WHAT IS REQUIRED
Provide an exact copy of the data, excluding the images.

DATA FOR THIS TASK

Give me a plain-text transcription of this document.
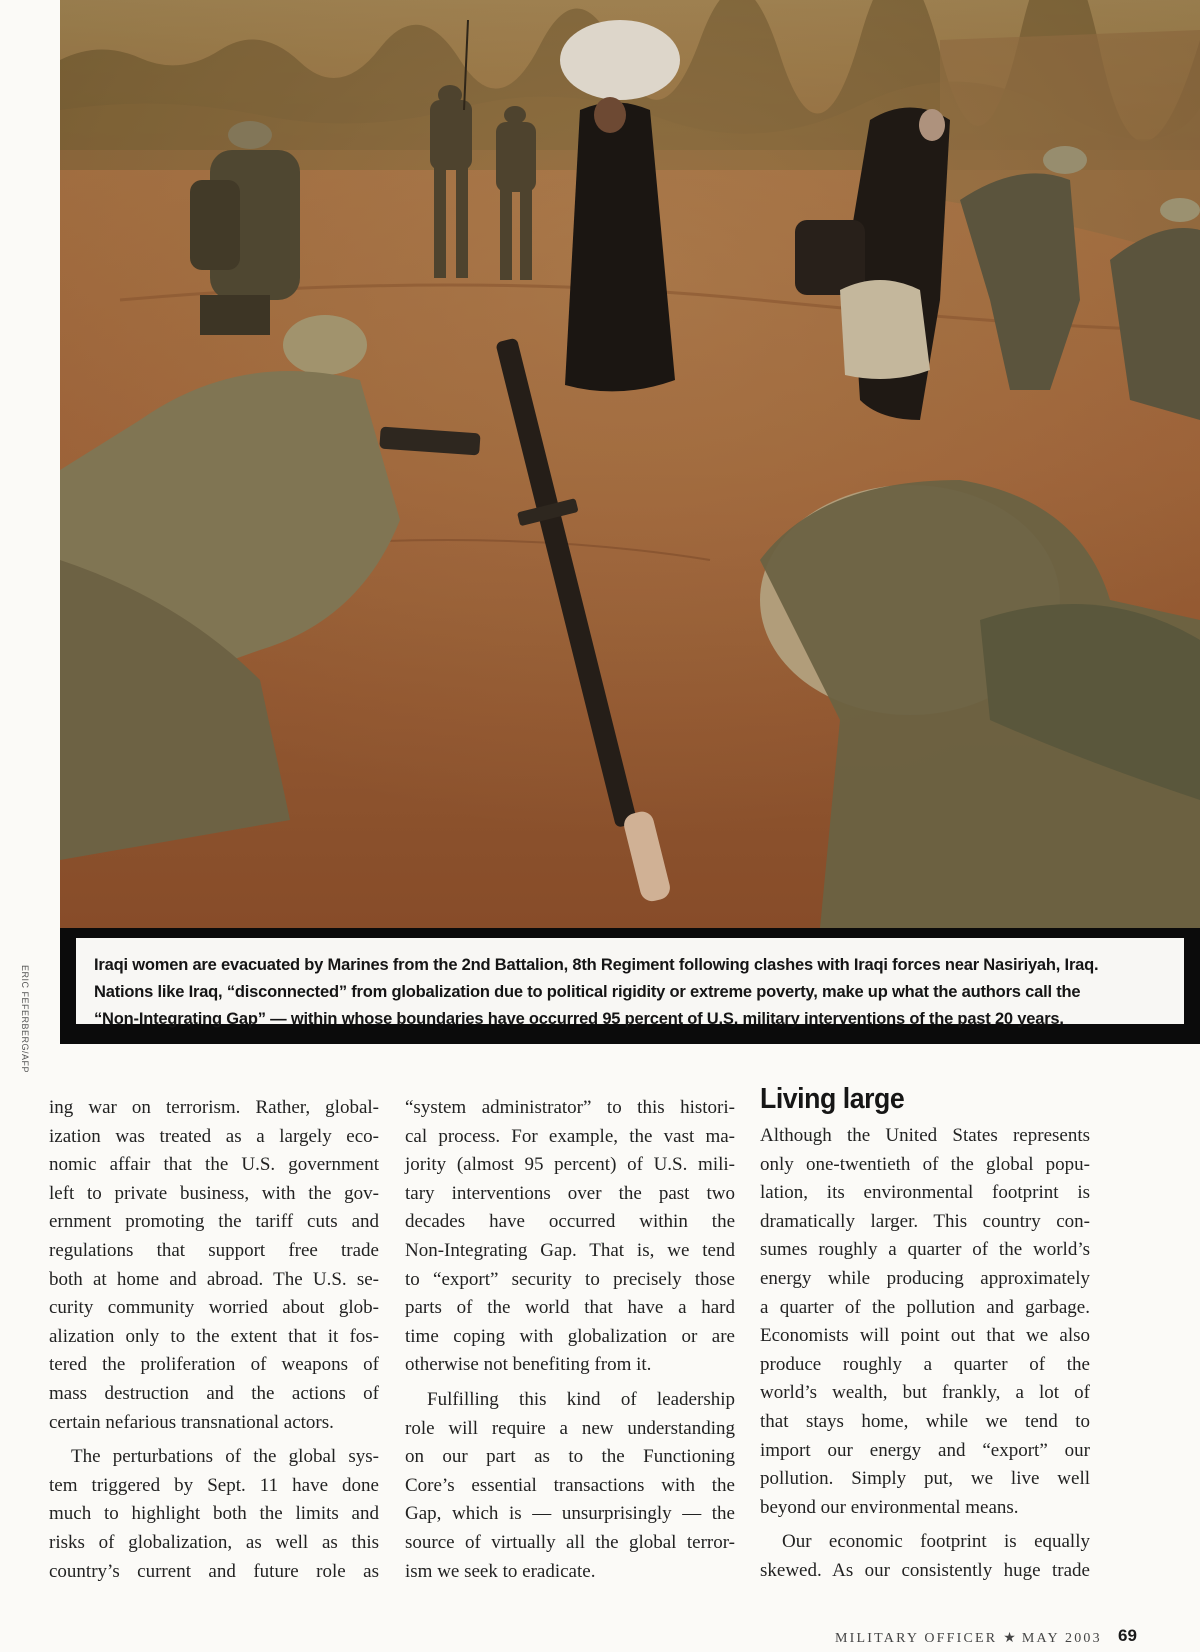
ERIC FEFERBERG/AFP	Iraqi women are evacuated by Marines from the 2nd Battalion, 8th Regiment following clashes with Iraqi forces near Nasiriyah, Iraq.
Nations like Iraq, “disconnected” from globalization due to political rigidity or extreme poverty, make up what the authors call the
“Non-Integrating Gap” — within whose boundaries have occurred 95 percent of U.S. military interventions of the past 20 years.
ing war on terrorism. Rather, global-
ization was treated as a largely eco-
nomic affair that the U.S. government
left to private business, with the gov-
ernment promoting the tariff cuts and
regulations that support free trade
both at home and abroad. The U.S. se-
curity community worried about glob-
alization only to the extent that it fos-
tered the proliferation of weapons of
mass destruction and the actions of
certain nefarious transnational actors.
The perturbations of the global sys-
tem triggered by Sept. 11 have done
much to highlight both the limits and
risks of globalization, as well as this
country’s current and future role as
“system administrator” to this histori-
cal process. For example, the vast ma-
jority (almost 95 percent) of U.S. mili-
tary interventions over the past two
decades have occurred within the
Non-Integrating Gap. That is, we tend
to “export” security to precisely those
parts of the world that have a hard
time coping with globalization or are
otherwise not benefiting from it.
Fulfilling this kind of leadership
role will require a new understanding
on our part as to the Functioning
Core’s essential transactions with the
Gap, which is — unsurprisingly — the
source of virtually all the global terror-
ism we seek to eradicate.
Living large
Although the United States represents
only one-twentieth of the global popu-
lation, its environmental footprint is
dramatically larger. This country con-
sumes roughly a quarter of the world’s
energy while producing approximately
a quarter of the pollution and garbage.
Economists will point out that we also
produce roughly a quarter of the
world’s wealth, but frankly, a lot of
that stays home, while we tend to
import our energy and “export” our
pollution. Simply put, we live well
beyond our environmental means.
Our economic footprint is equally
skewed. As our consistently huge trade
MILITARY OFFICER ★ MAY 2003 69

ANSWER FOR THE TASK
Give me a plain-text transcription of this document.
ERIC FEFERBERG/AFP	Iraqi women are evacuated by Marines from the 2nd Battalion, 8th Regiment following clashes with Iraqi forces near Nasiriyah, Iraq.
Nations like Iraq, “disconnected” from globalization due to political rigidity or extreme poverty, make up what the authors call the
“Non-Integrating Gap” — within whose boundaries have occurred 95 percent of U.S. military interventions of the past 20 years.
ing war on terrorism. Rather, global-
ization was treated as a largely eco-
nomic affair that the U.S. government
left to private business, with the gov-
ernment promoting the tariff cuts and
regulations that support free trade
both at home and abroad. The U.S. se-
curity community worried about glob-
alization only to the extent that it fos-
tered the proliferation of weapons of
mass destruction and the actions of
certain nefarious transnational actors.
The perturbations of the global sys-
tem triggered by Sept. 11 have done
much to highlight both the limits and
risks of globalization, as well as this
country’s current and future role as
“system administrator” to this histori-
cal process. For example, the vast ma-
jority (almost 95 percent) of U.S. mili-
tary interventions over the past two
decades have occurred within the
Non-Integrating Gap. That is, we tend
to “export” security to precisely those
parts of the world that have a hard
time coping with globalization or are
otherwise not benefiting from it.
Fulfilling this kind of leadership
role will require a new understanding
on our part as to the Functioning
Core’s essential transactions with the
Gap, which is — unsurprisingly — the
source of virtually all the global terror-
ism we seek to eradicate.
Living large
Although the United States represents
only one-twentieth of the global popu-
lation, its environmental footprint is
dramatically larger. This country con-
sumes roughly a quarter of the world’s
energy while producing approximately
a quarter of the pollution and garbage.
Economists will point out that we also
produce roughly a quarter of the
world’s wealth, but frankly, a lot of
that stays home, while we tend to
import our energy and “export” our
pollution. Simply put, we live well
beyond our environmental means.
Our economic footprint is equally
skewed. As our consistently huge trade
MILITARY OFFICER ★ MAY 2003 69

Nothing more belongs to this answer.